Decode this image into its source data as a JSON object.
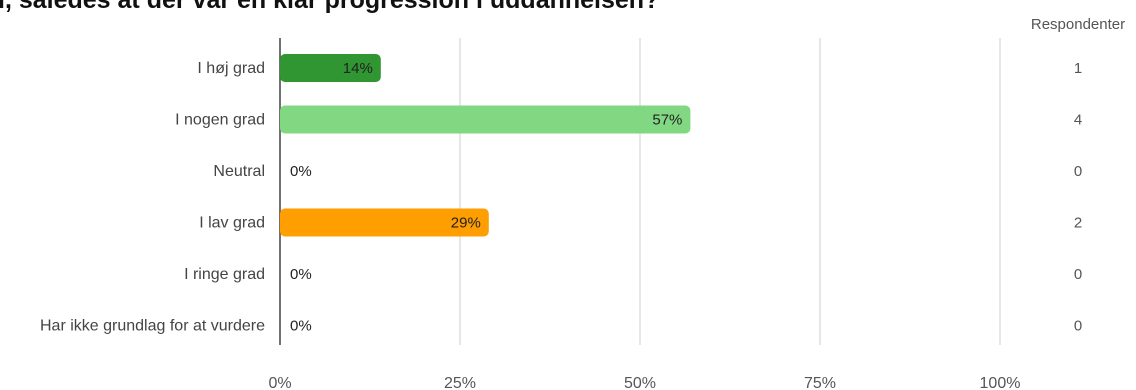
{
  "title": "i, således at der var en klar progression i uddannelsen?",
  "chart_data": {
    "type": "bar",
    "orientation": "horizontal",
    "categories": [
      "I høj grad",
      "I nogen grad",
      "Neutral",
      "I lav grad",
      "I ringe grad",
      "Har ikke grundlag for at vurdere"
    ],
    "values": [
      14,
      57,
      0,
      29,
      0,
      0
    ],
    "value_labels": [
      "14%",
      "57%",
      "0%",
      "29%",
      "0%",
      "0%"
    ],
    "colors": [
      "#2f9632",
      "#82d882",
      "#cccccc",
      "#ff9e00",
      "#cccccc",
      "#cccccc"
    ],
    "xlim": [
      0,
      100
    ],
    "x_ticks": [
      0,
      25,
      50,
      75,
      100
    ],
    "x_tick_labels": [
      "0%",
      "25%",
      "50%",
      "75%",
      "100%"
    ],
    "grid": true,
    "respondents_header": "Respondenter",
    "respondents": [
      "1",
      "4",
      "0",
      "2",
      "0",
      "0"
    ]
  }
}
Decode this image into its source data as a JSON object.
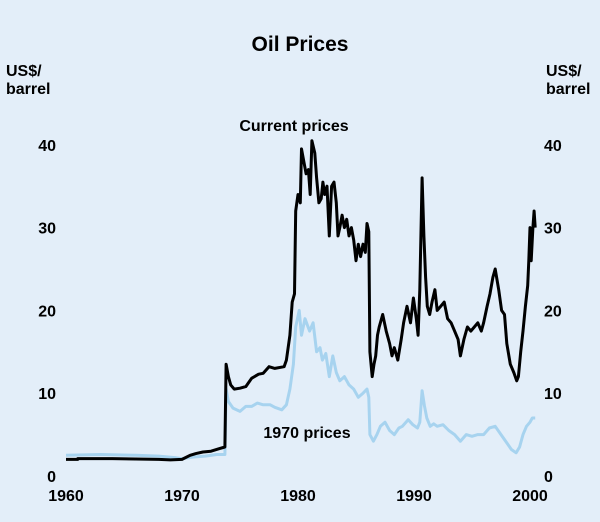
{
  "chart_data": {
    "type": "line",
    "title": "Oil Prices",
    "ylabel_left": [
      "US$/",
      "barrel"
    ],
    "ylabel_right": [
      "US$/",
      "barrel"
    ],
    "xlim": [
      1960,
      2000
    ],
    "ylim": [
      0,
      50
    ],
    "x_ticks": [
      1960,
      1970,
      1980,
      1990,
      2000
    ],
    "y_ticks": [
      0,
      10,
      20,
      30,
      40
    ],
    "colors": {
      "background": "#e3eef9",
      "current": "#000000",
      "real1970": "#a7d3ef"
    },
    "series": [
      {
        "name": "Current prices",
        "label": "Current prices",
        "color": "#000000",
        "points": [
          [
            1960.0,
            2.0
          ],
          [
            1961.0,
            2.0
          ],
          [
            1961.01,
            2.1
          ],
          [
            1964.0,
            2.1
          ],
          [
            1966.0,
            2.05
          ],
          [
            1968.0,
            2.0
          ],
          [
            1969.0,
            1.95
          ],
          [
            1970.0,
            2.0
          ],
          [
            1970.7,
            2.5
          ],
          [
            1971.2,
            2.7
          ],
          [
            1971.8,
            2.9
          ],
          [
            1972.5,
            3.0
          ],
          [
            1973.2,
            3.3
          ],
          [
            1973.7,
            3.5
          ],
          [
            1973.8,
            13.5
          ],
          [
            1974.0,
            12.0
          ],
          [
            1974.2,
            11.0
          ],
          [
            1974.5,
            10.5
          ],
          [
            1975.0,
            10.6
          ],
          [
            1975.5,
            10.8
          ],
          [
            1976.0,
            11.8
          ],
          [
            1976.6,
            12.3
          ],
          [
            1977.0,
            12.4
          ],
          [
            1977.5,
            13.2
          ],
          [
            1978.0,
            13.0
          ],
          [
            1978.8,
            13.2
          ],
          [
            1979.0,
            14.0
          ],
          [
            1979.3,
            17.0
          ],
          [
            1979.5,
            21.0
          ],
          [
            1979.7,
            22.0
          ],
          [
            1979.8,
            32.0
          ],
          [
            1980.0,
            34.0
          ],
          [
            1980.2,
            33.0
          ],
          [
            1980.3,
            39.5
          ],
          [
            1980.5,
            38.0
          ],
          [
            1980.7,
            36.5
          ],
          [
            1980.9,
            37.0
          ],
          [
            1981.05,
            34.0
          ],
          [
            1981.2,
            40.5
          ],
          [
            1981.45,
            39.0
          ],
          [
            1981.6,
            36.0
          ],
          [
            1981.8,
            33.0
          ],
          [
            1982.0,
            33.5
          ],
          [
            1982.15,
            35.5
          ],
          [
            1982.3,
            34.0
          ],
          [
            1982.5,
            35.0
          ],
          [
            1982.7,
            29.0
          ],
          [
            1982.9,
            35.0
          ],
          [
            1983.1,
            35.5
          ],
          [
            1983.3,
            33.0
          ],
          [
            1983.45,
            29.0
          ],
          [
            1983.6,
            30.0
          ],
          [
            1983.8,
            31.5
          ],
          [
            1984.0,
            30.0
          ],
          [
            1984.2,
            31.0
          ],
          [
            1984.4,
            29.0
          ],
          [
            1984.6,
            30.0
          ],
          [
            1984.8,
            28.5
          ],
          [
            1985.0,
            26.0
          ],
          [
            1985.2,
            28.0
          ],
          [
            1985.4,
            26.5
          ],
          [
            1985.6,
            28.0
          ],
          [
            1985.8,
            27.0
          ],
          [
            1985.95,
            30.5
          ],
          [
            1986.1,
            29.5
          ],
          [
            1986.2,
            15.0
          ],
          [
            1986.4,
            12.0
          ],
          [
            1986.55,
            13.5
          ],
          [
            1986.7,
            14.5
          ],
          [
            1986.85,
            17.0
          ],
          [
            1987.0,
            18.0
          ],
          [
            1987.3,
            19.5
          ],
          [
            1987.6,
            17.5
          ],
          [
            1987.9,
            16.0
          ],
          [
            1988.1,
            14.5
          ],
          [
            1988.3,
            15.5
          ],
          [
            1988.6,
            14.0
          ],
          [
            1988.9,
            16.5
          ],
          [
            1989.1,
            18.5
          ],
          [
            1989.4,
            20.5
          ],
          [
            1989.7,
            18.5
          ],
          [
            1989.95,
            21.5
          ],
          [
            1990.2,
            19.0
          ],
          [
            1990.35,
            17.0
          ],
          [
            1990.5,
            22.5
          ],
          [
            1990.7,
            36.0
          ],
          [
            1990.85,
            29.0
          ],
          [
            1991.0,
            24.0
          ],
          [
            1991.15,
            20.5
          ],
          [
            1991.35,
            19.5
          ],
          [
            1991.55,
            21.0
          ],
          [
            1991.8,
            22.5
          ],
          [
            1992.0,
            20.0
          ],
          [
            1992.3,
            20.5
          ],
          [
            1992.6,
            21.0
          ],
          [
            1992.9,
            19.0
          ],
          [
            1993.2,
            18.5
          ],
          [
            1993.5,
            17.5
          ],
          [
            1993.8,
            16.5
          ],
          [
            1994.0,
            14.5
          ],
          [
            1994.3,
            16.5
          ],
          [
            1994.6,
            18.0
          ],
          [
            1994.9,
            17.5
          ],
          [
            1995.2,
            18.0
          ],
          [
            1995.5,
            18.5
          ],
          [
            1995.8,
            17.5
          ],
          [
            1996.0,
            18.5
          ],
          [
            1996.3,
            20.5
          ],
          [
            1996.55,
            22.0
          ],
          [
            1996.8,
            24.0
          ],
          [
            1997.0,
            25.0
          ],
          [
            1997.3,
            22.5
          ],
          [
            1997.55,
            20.0
          ],
          [
            1997.8,
            19.5
          ],
          [
            1998.0,
            16.0
          ],
          [
            1998.3,
            13.5
          ],
          [
            1998.6,
            12.5
          ],
          [
            1998.85,
            11.5
          ],
          [
            1999.0,
            12.0
          ],
          [
            1999.2,
            15.0
          ],
          [
            1999.4,
            17.5
          ],
          [
            1999.6,
            20.5
          ],
          [
            1999.8,
            23.0
          ],
          [
            1999.9,
            26.0
          ],
          [
            2000.0,
            30.0
          ],
          [
            2000.1,
            26.0
          ],
          [
            2000.25,
            30.0
          ],
          [
            2000.35,
            32.0
          ],
          [
            2000.45,
            30.0
          ]
        ]
      },
      {
        "name": "1970 prices",
        "label": "1970 prices",
        "color": "#a7d3ef",
        "points": [
          [
            1960.0,
            2.5
          ],
          [
            1963.0,
            2.6
          ],
          [
            1966.0,
            2.5
          ],
          [
            1968.0,
            2.4
          ],
          [
            1969.5,
            2.2
          ],
          [
            1970.0,
            2.1
          ],
          [
            1971.0,
            2.3
          ],
          [
            1972.0,
            2.4
          ],
          [
            1973.0,
            2.6
          ],
          [
            1973.7,
            2.6
          ],
          [
            1973.8,
            10.5
          ],
          [
            1974.0,
            9.0
          ],
          [
            1974.4,
            8.2
          ],
          [
            1975.0,
            7.8
          ],
          [
            1975.5,
            8.4
          ],
          [
            1976.0,
            8.4
          ],
          [
            1976.5,
            8.8
          ],
          [
            1977.0,
            8.6
          ],
          [
            1977.6,
            8.6
          ],
          [
            1978.0,
            8.3
          ],
          [
            1978.6,
            8.0
          ],
          [
            1979.0,
            8.6
          ],
          [
            1979.3,
            10.5
          ],
          [
            1979.6,
            13.5
          ],
          [
            1979.8,
            18.0
          ],
          [
            1980.1,
            20.0
          ],
          [
            1980.3,
            17.0
          ],
          [
            1980.6,
            19.0
          ],
          [
            1981.0,
            17.5
          ],
          [
            1981.3,
            18.5
          ],
          [
            1981.6,
            15.0
          ],
          [
            1981.9,
            15.5
          ],
          [
            1982.1,
            14.0
          ],
          [
            1982.4,
            14.8
          ],
          [
            1982.7,
            12.0
          ],
          [
            1983.0,
            14.5
          ],
          [
            1983.3,
            12.5
          ],
          [
            1983.6,
            11.5
          ],
          [
            1984.0,
            12.0
          ],
          [
            1984.4,
            11.0
          ],
          [
            1984.8,
            10.5
          ],
          [
            1985.2,
            9.5
          ],
          [
            1985.6,
            10.0
          ],
          [
            1985.95,
            10.5
          ],
          [
            1986.1,
            9.5
          ],
          [
            1986.2,
            5.0
          ],
          [
            1986.5,
            4.2
          ],
          [
            1986.8,
            5.0
          ],
          [
            1987.1,
            6.0
          ],
          [
            1987.5,
            6.5
          ],
          [
            1987.9,
            5.5
          ],
          [
            1988.3,
            5.0
          ],
          [
            1988.7,
            5.8
          ],
          [
            1989.0,
            6.0
          ],
          [
            1989.5,
            6.8
          ],
          [
            1989.9,
            6.2
          ],
          [
            1990.3,
            5.8
          ],
          [
            1990.5,
            6.5
          ],
          [
            1990.7,
            10.3
          ],
          [
            1990.9,
            8.5
          ],
          [
            1991.1,
            7.0
          ],
          [
            1991.4,
            6.0
          ],
          [
            1991.7,
            6.3
          ],
          [
            1992.0,
            6.0
          ],
          [
            1992.5,
            6.2
          ],
          [
            1993.0,
            5.5
          ],
          [
            1993.5,
            5.0
          ],
          [
            1994.0,
            4.2
          ],
          [
            1994.5,
            5.0
          ],
          [
            1995.0,
            4.8
          ],
          [
            1995.5,
            5.0
          ],
          [
            1996.0,
            5.0
          ],
          [
            1996.5,
            5.8
          ],
          [
            1997.0,
            6.0
          ],
          [
            1997.5,
            5.0
          ],
          [
            1998.0,
            4.0
          ],
          [
            1998.4,
            3.2
          ],
          [
            1998.8,
            2.8
          ],
          [
            1999.1,
            3.5
          ],
          [
            1999.4,
            5.0
          ],
          [
            1999.7,
            6.0
          ],
          [
            2000.0,
            6.5
          ],
          [
            2000.2,
            7.0
          ],
          [
            2000.45,
            7.0
          ]
        ]
      }
    ]
  }
}
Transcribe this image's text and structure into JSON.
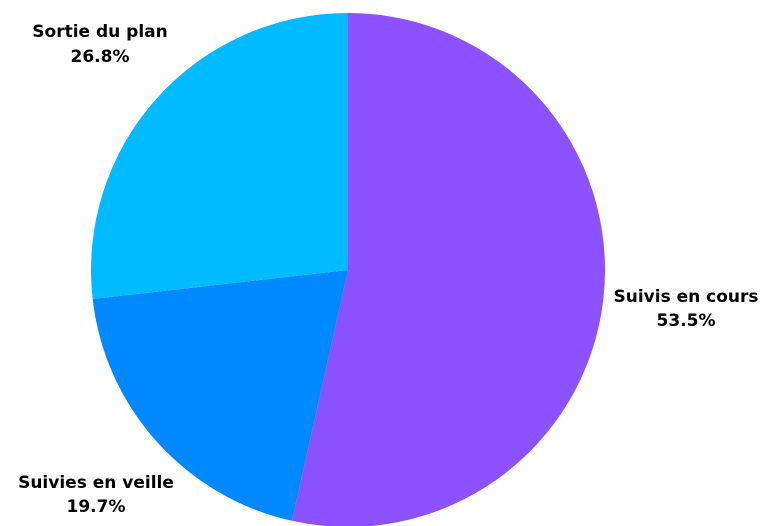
{
  "chart_data": {
    "type": "pie",
    "title": "",
    "slices": [
      {
        "label": "Suivis en cours",
        "value": 53.5,
        "value_label": "53.5%",
        "color": "#8c52ff"
      },
      {
        "label": "Suivies en veille",
        "value": 19.7,
        "value_label": "19.7%",
        "color": "#0088ff"
      },
      {
        "label": "Sortie du plan",
        "value": 26.8,
        "value_label": "26.8%",
        "color": "#00bbff"
      }
    ],
    "start_angle": "12 o'clock",
    "direction": "clockwise",
    "legend": "none",
    "labels_placement": "outside"
  }
}
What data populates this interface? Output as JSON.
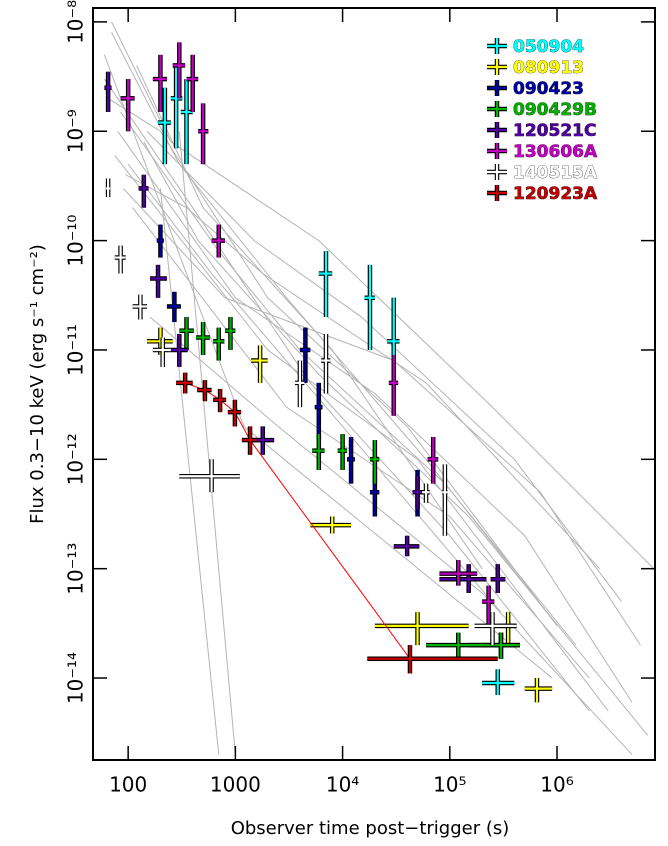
{
  "chart_data": {
    "type": "errorbar",
    "x_label": "Observer time post−trigger (s)",
    "y_label": "Flux 0.3−10 keV (erg s⁻¹ cm⁻²)",
    "xlog": true,
    "ylog": true,
    "xlim": [
      47,
      8200000
    ],
    "ylim": [
      1.78e-15,
      1.34e-08
    ],
    "xticks": [
      100,
      1000,
      {
        "value": 10000,
        "label": "10⁴"
      },
      {
        "value": 100000,
        "label": "10⁵"
      },
      {
        "value": 1000000,
        "label": "10⁶"
      }
    ],
    "yticks": [
      {
        "value": 1e-08,
        "label": "10⁻⁸"
      },
      {
        "value": 1e-09,
        "label": "10⁻⁹"
      },
      {
        "value": 1e-10,
        "label": "10⁻¹⁰"
      },
      {
        "value": 1e-11,
        "label": "10⁻¹¹"
      },
      {
        "value": 1e-12,
        "label": "10⁻¹²"
      },
      {
        "value": 1e-13,
        "label": "10⁻¹³"
      },
      {
        "value": 1e-14,
        "label": "10⁻¹⁴"
      }
    ],
    "legend": "top-right",
    "background_color": "#b4b4b4",
    "background": [
      {
        "x": [
          60,
          400,
          5000,
          100000,
          2000000
        ],
        "values": [
          3e-09,
          2e-10,
          5e-12,
          2e-13,
          5e-15
        ]
      },
      {
        "x": [
          70,
          300,
          3000,
          60000,
          800000
        ],
        "values": [
          8e-09,
          5e-10,
          3e-11,
          1e-12,
          4e-14
        ]
      },
      {
        "x": [
          80,
          1000,
          20000,
          500000,
          5000000
        ],
        "values": [
          1e-09,
          3e-11,
          4e-12,
          2e-13,
          6e-15
        ]
      },
      {
        "x": [
          100,
          600,
          10000,
          300000
        ],
        "values": [
          5e-10,
          5e-11,
          2e-12,
          4e-14
        ]
      },
      {
        "x": [
          65,
          200,
          2000,
          40000,
          1000000
        ],
        "values": [
          2e-09,
          1e-09,
          3e-11,
          2e-12,
          3e-14
        ]
      },
      {
        "x": [
          90,
          800,
          30000,
          700000,
          6000000
        ],
        "values": [
          3e-10,
          3e-11,
          8e-12,
          5e-13,
          2e-14
        ]
      },
      {
        "x": [
          120,
          500,
          8000,
          200000
        ],
        "values": [
          4e-09,
          2e-10,
          1e-11,
          1e-13
        ]
      },
      {
        "x": [
          75,
          2000,
          50000,
          3000000
        ],
        "values": [
          6e-10,
          1e-11,
          1e-12,
          5e-15
        ]
      },
      {
        "x": [
          150,
          1500,
          15000,
          400000,
          4000000
        ],
        "values": [
          1e-09,
          1e-10,
          2e-11,
          1e-12,
          5e-14
        ]
      },
      {
        "x": [
          85,
          700,
          4000,
          90000,
          1500000
        ],
        "values": [
          1.5e-09,
          8e-11,
          1e-11,
          6e-13,
          2e-14
        ]
      },
      {
        "x": [
          60,
          1200,
          900000
        ],
        "values": [
          5e-09,
          2e-12,
          1e-14
        ]
      },
      {
        "x": [
          110,
          3000,
          100000,
          2000000
        ],
        "values": [
          2e-10,
          3e-12,
          3e-13,
          1e-14
        ]
      },
      {
        "x": [
          300,
          1000
        ],
        "values": [
          1e-09,
          2e-15
        ]
      },
      {
        "x": [
          200,
          700
        ],
        "values": [
          3e-10,
          2e-15
        ]
      },
      {
        "x": [
          140,
          450,
          6000,
          150000,
          7000000
        ],
        "values": [
          8e-10,
          1e-10,
          6e-12,
          3e-13,
          3e-15
        ]
      },
      {
        "x": [
          70,
          250,
          6000,
          250000,
          8000000
        ],
        "values": [
          1e-08,
          8e-10,
          1e-10,
          3e-12,
          1e-13
        ]
      },
      {
        "x": [
          95,
          350,
          1800,
          60000,
          2500000
        ],
        "values": [
          4e-10,
          2e-10,
          5e-11,
          5e-12,
          1e-13
        ]
      },
      {
        "x": [
          160,
          2500,
          200000,
          5000000
        ],
        "values": [
          2e-11,
          2e-12,
          6e-14,
          2e-15
        ]
      }
    ],
    "series": [
      {
        "name": "050904",
        "color": "#00ffff",
        "x": [
          220,
          280,
          350,
          7000,
          18000,
          30000,
          280000
        ],
        "values": [
          1.2e-09,
          2e-09,
          1.5e-09,
          5e-11,
          3e-11,
          1.2e-11,
          9e-15
        ],
        "x_lo": [
          190,
          250,
          310,
          6000,
          16000,
          26000,
          200000
        ],
        "x_hi": [
          250,
          320,
          400,
          8000,
          20000,
          34000,
          400000
        ],
        "y_lo": [
          5e-10,
          7e-10,
          5e-10,
          2e-11,
          1e-11,
          3e-12,
          7e-15
        ],
        "y_hi": [
          2.5e-09,
          4e-09,
          3e-09,
          8e-11,
          6e-11,
          3e-11,
          1.2e-14
        ]
      },
      {
        "name": "080913",
        "color": "#ffff00",
        "x": [
          200,
          1700,
          8000,
          50000,
          350000,
          650000
        ],
        "values": [
          1.2e-11,
          8e-12,
          2.5e-13,
          3e-14,
          3e-14,
          8e-15
        ],
        "x_lo": [
          150,
          1400,
          5000,
          20000,
          280000,
          500000
        ],
        "x_hi": [
          260,
          2000,
          12000,
          150000,
          420000,
          900000
        ],
        "y_lo": [
          9e-12,
          5e-12,
          2.1e-13,
          2e-14,
          2e-14,
          6e-15
        ],
        "y_hi": [
          1.6e-11,
          1.1e-11,
          3e-13,
          4e-14,
          4e-14,
          1e-14
        ]
      },
      {
        "name": "090423",
        "color": "#0000a0",
        "x": [
          200,
          270,
          4500,
          6000,
          12000,
          20000,
          50000,
          300000
        ],
        "values": [
          1e-10,
          2.5e-11,
          1e-11,
          3e-12,
          1e-12,
          5e-13,
          5e-13,
          2e-14
        ],
        "x_lo": [
          185,
          230,
          4000,
          5500,
          11000,
          18000,
          45000,
          150000
        ],
        "x_hi": [
          215,
          310,
          5000,
          6500,
          13000,
          22000,
          55000,
          450000
        ],
        "y_lo": [
          7e-11,
          1.8e-11,
          5e-12,
          1.5e-12,
          6e-13,
          3e-13,
          3e-13,
          1.5e-14
        ],
        "y_hi": [
          1.4e-10,
          3.4e-11,
          1.6e-11,
          5e-12,
          1.6e-12,
          8e-13,
          8e-13,
          2.6e-14
        ]
      },
      {
        "name": "090429B",
        "color": "#00b000",
        "x": [
          350,
          500,
          700,
          900,
          6000,
          10000,
          20000,
          120000,
          300000
        ],
        "values": [
          1.5e-11,
          1.3e-11,
          1.2e-11,
          1.5e-11,
          1.2e-12,
          1.2e-12,
          1e-12,
          2e-14,
          2e-14
        ],
        "x_lo": [
          300,
          430,
          620,
          800,
          5200,
          9000,
          18000,
          60000,
          200000
        ],
        "x_hi": [
          410,
          580,
          790,
          1000,
          6800,
          11000,
          22000,
          220000,
          450000
        ],
        "y_lo": [
          1e-11,
          9e-12,
          8e-12,
          1e-11,
          8e-13,
          8e-13,
          6e-13,
          1.5e-14,
          1.5e-14
        ],
        "y_hi": [
          2e-11,
          1.8e-11,
          1.6e-11,
          2e-11,
          1.7e-12,
          1.7e-12,
          1.5e-12,
          2.6e-14,
          2.6e-14
        ]
      },
      {
        "name": "120521C",
        "color": "#5000a0",
        "x": [
          65,
          140,
          190,
          300,
          1800,
          40000,
          50000,
          150000,
          280000
        ],
        "values": [
          2.5e-09,
          3e-10,
          4.5e-11,
          1e-11,
          1.5e-12,
          1.6e-13,
          5e-13,
          8e-14,
          8e-14
        ],
        "x_lo": [
          60,
          125,
          160,
          250,
          1400,
          30000,
          45000,
          80000,
          240000
        ],
        "x_hi": [
          70,
          155,
          230,
          360,
          2300,
          52000,
          55000,
          220000,
          330000
        ],
        "y_lo": [
          1.5e-09,
          2e-10,
          3e-11,
          7e-12,
          1.1e-12,
          1.3e-13,
          3.5e-13,
          6e-14,
          6e-14
        ],
        "y_hi": [
          3.5e-09,
          4e-10,
          6e-11,
          1.4e-11,
          2e-12,
          2e-13,
          7e-13,
          1.1e-13,
          1.1e-13
        ]
      },
      {
        "name": "130606A",
        "color": "#c000c0",
        "x": [
          100,
          200,
          300,
          400,
          500,
          700,
          30000,
          70000,
          120000,
          230000
        ],
        "values": [
          2e-09,
          3e-09,
          4e-09,
          3e-09,
          1e-09,
          1e-10,
          5e-12,
          1e-12,
          9e-14,
          5e-14
        ],
        "x_lo": [
          85,
          170,
          260,
          350,
          450,
          600,
          27000,
          62000,
          80000,
          200000
        ],
        "x_hi": [
          115,
          230,
          340,
          450,
          560,
          800,
          33000,
          78000,
          180000,
          260000
        ],
        "y_lo": [
          1e-09,
          1.5e-09,
          2e-09,
          1.5e-09,
          5e-10,
          7e-11,
          2.5e-12,
          6e-13,
          7e-14,
          3e-14
        ],
        "y_hi": [
          3e-09,
          5e-09,
          6.5e-09,
          5e-09,
          1.8e-09,
          1.4e-10,
          9e-12,
          1.6e-12,
          1.2e-13,
          7e-14
        ]
      },
      {
        "name": "140515A",
        "color": "#ffffff",
        "x": [
          65,
          85,
          130,
          210,
          600,
          4000,
          7000,
          60000,
          90000,
          250000
        ],
        "values": [
          3e-10,
          7e-11,
          2.5e-11,
          1e-11,
          7e-13,
          5e-12,
          8e-12,
          5e-13,
          5e-13,
          3e-14
        ],
        "x_lo": [
          62,
          75,
          110,
          170,
          300,
          3600,
          6300,
          55000,
          85000,
          170000
        ],
        "x_hi": [
          68,
          95,
          150,
          250,
          1100,
          4400,
          7700,
          65000,
          95000,
          420000
        ],
        "y_lo": [
          2.5e-10,
          5e-11,
          1.9e-11,
          7e-12,
          5e-13,
          3e-12,
          4e-12,
          4e-13,
          2e-13,
          2e-14
        ],
        "y_hi": [
          3.7e-10,
          9e-11,
          3.2e-11,
          1.3e-11,
          1e-12,
          8e-12,
          1.4e-11,
          6e-13,
          9e-13,
          4e-14
        ]
      },
      {
        "name": "120923A",
        "color": "#c00000",
        "connected": true,
        "x": [
          340,
          520,
          720,
          990,
          1370,
          42500
        ],
        "values": [
          5e-12,
          4.3e-12,
          3.5e-12,
          2.7e-12,
          1.5e-12,
          1.5e-14
        ],
        "x_lo": [
          280,
          440,
          620,
          850,
          1150,
          17000
        ],
        "x_hi": [
          400,
          600,
          820,
          1130,
          1600,
          280000
        ],
        "y_lo": [
          4e-12,
          3.4e-12,
          2.7e-12,
          2e-12,
          1.1e-12,
          1.1e-14
        ],
        "y_hi": [
          6.2e-12,
          5.3e-12,
          4.4e-12,
          3.5e-12,
          2e-12,
          2e-14
        ]
      }
    ]
  }
}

• [EXERCISE DESCRIPTION]:
Copy each line of the listing that holds the word "type".

• [EXERCISE SOLUTION]:
    "type": "bar",
    "type": "line",
    "type": "pie",
    "type": "errorbar",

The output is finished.